A run of records:
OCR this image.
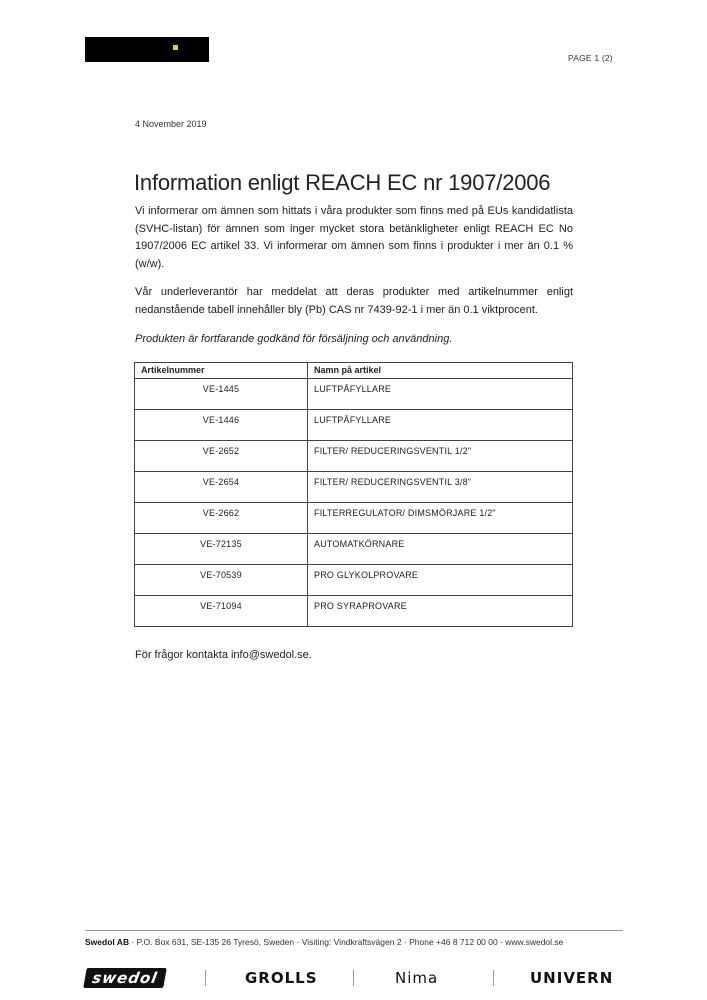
PAGE 1 (2)
4 November 2019
Information enligt REACH EC nr 1907/2006

Vi informerar om ämnen som hittats i våra produkter som finns med på EUs kandidatlista (SVHC-listan) för ämnen som inger mycket stora betänkligheter enligt REACH EC No 1907/2006 EC artikel 33. Vi informerar om ämnen som finns i produkter i mer än 0.1 % (w/w).

Vår underleverantör har meddelat att deras produkter med artikelnummer enligt nedanstående tabell innehåller bly (Pb) CAS nr 7439-92-1 i mer än 0.1 viktprocent.

Produkten är fortfarande godkänd för försäljning och användning.

Artikelnummer	Namn på artikel
VE-1445	LUFTPÅFYLLARE
VE-1446	LUFTPÅFYLLARE
VE-2652	FILTER/ REDUCERINGSVENTIL 1/2"
VE-2654	FILTER/ REDUCERINGSVENTIL 3/8"
VE-2662	FILTERREGULATOR/ DIMSMÖRJARE 1/2"
VE-72135	AUTOMATKÖRNARE
VE-70539	PRO GLYKOLPROVARE
VE-71094	PRO SYRAPROVARE
För frågor kontakta info@swedol.se.
Swedol AB · P.O. Box 631, SE-135 26 Tyresö, Sweden · Visiting: Vindkraftsvägen 2 · Phone +46 8 712 00 00 · www.swedol.se
swedol	GROLLS	Nima	UNIVERN
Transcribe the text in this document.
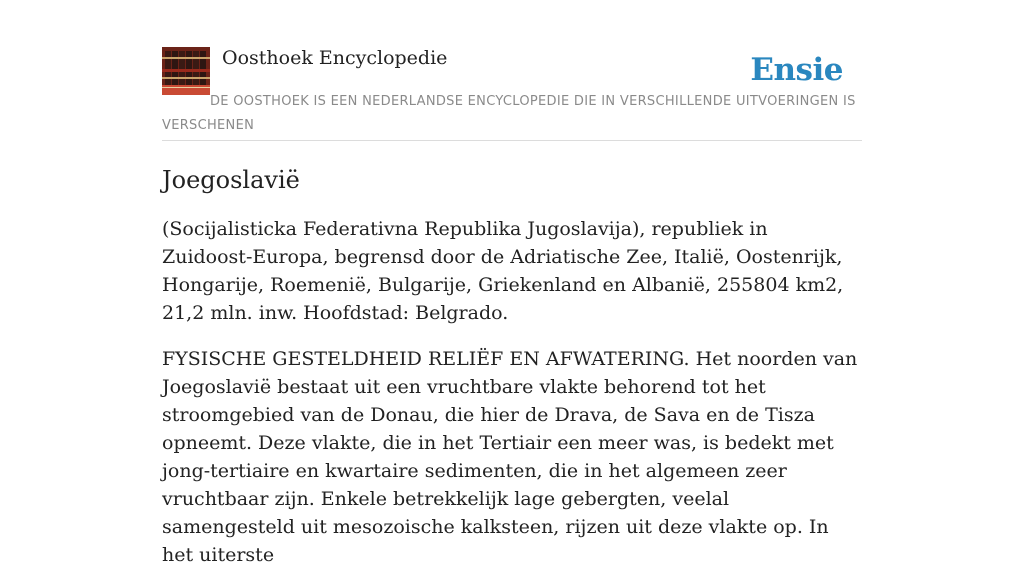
Oosthoek Encyclopedie	Ensie
DE OOSTHOEK IS EEN NEDERLANDSE ENCYCLOPEDIE DIE IN VERSCHILLENDE UITVOERINGEN IS VERSCHENEN
Joegoslavië

(Socijalisticka Federativna Republika Jugoslavija), republiek in Zuidoost-Europa, begrensd door de Adriatische Zee, Italië, Oostenrijk, Hongarije, Roemenië, Bulgarije, Griekenland en Albanië, 255804 km2, 21,2 mln. inw. Hoofdstad: Belgrado.

FYSISCHE GESTELDHEID RELIËF EN AFWATERING. Het noorden van Joegoslavië bestaat uit een vruchtbare vlakte behorend tot het stroomgebied van de Donau, die hier de Drava, de Sava en de Tisza opneemt. Deze vlakte, die in het Tertiair een meer was, is bedekt met jong-tertiaire en kwartaire sedimenten, die in het algemeen zeer vruchtbaar zijn. Enkele betrekkelijk lage gebergten, veelal samengesteld uit mesozoische kalksteen, rijzen uit deze vlakte op. In het uiterste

Problem details: Pull out each line of the entries that contains "swedol".

Expected answer:
För frågor kontakta info@swedol.se.
Swedol AB · P.O. Box 631, SE-135 26 Tyresö, Sweden · Visiting: Vindkraftsvägen 2 · Phone +46 8 712 00 00 · www.swedol.se
swedol	GROLLS	Nima	UNIVERN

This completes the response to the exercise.